== Requirement ==
Quote the records below in full, exactly as given, with the images taken out.

Entries from a visual dataset
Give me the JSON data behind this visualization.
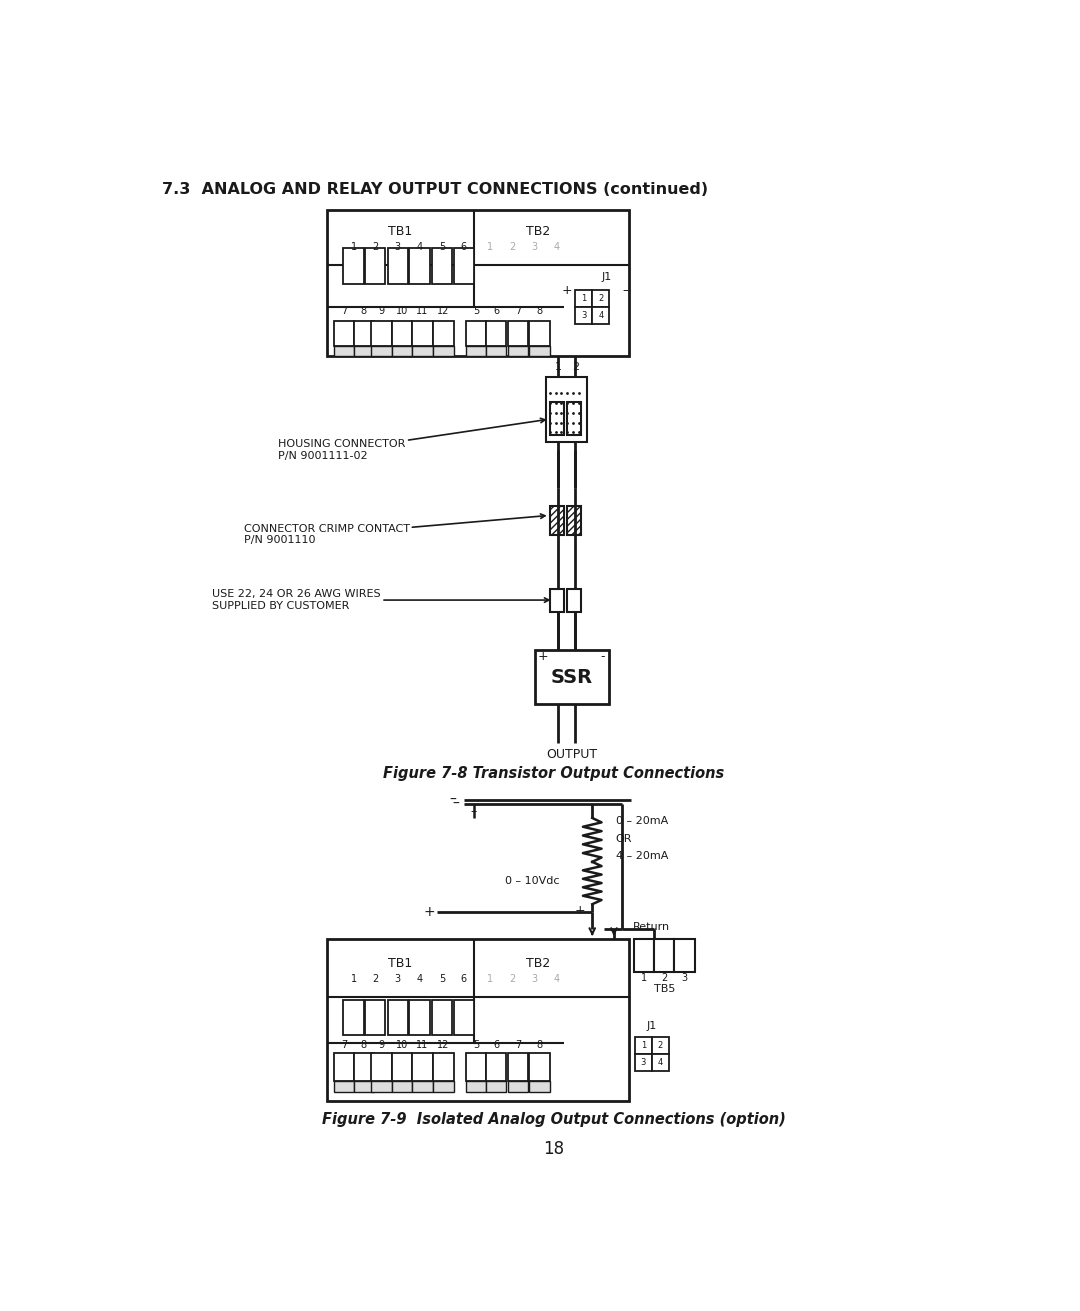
{
  "title": "7.3  ANALOG AND RELAY OUTPUT CONNECTIONS (continued)",
  "fig8_caption": "Figure 7-8 Transistor Output Connections",
  "fig9_caption": "Figure 7-9  Isolated Analog Output Connections (option)",
  "page_number": "18",
  "bg_color": "#ffffff",
  "line_color": "#1a1a1a",
  "text_color": "#1a1a1a",
  "gray_text": "#aaaaaa"
}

== Solution to this problem ==
Give me the JSON data behind this visualization.
{
  "title": "7.3  ANALOG AND RELAY OUTPUT CONNECTIONS (continued)",
  "fig8_caption": "Figure 7-8 Transistor Output Connections",
  "fig9_caption": "Figure 7-9  Isolated Analog Output Connections (option)",
  "page_number": "18",
  "bg_color": "#ffffff",
  "line_color": "#1a1a1a",
  "text_color": "#1a1a1a",
  "gray_text": "#aaaaaa"
}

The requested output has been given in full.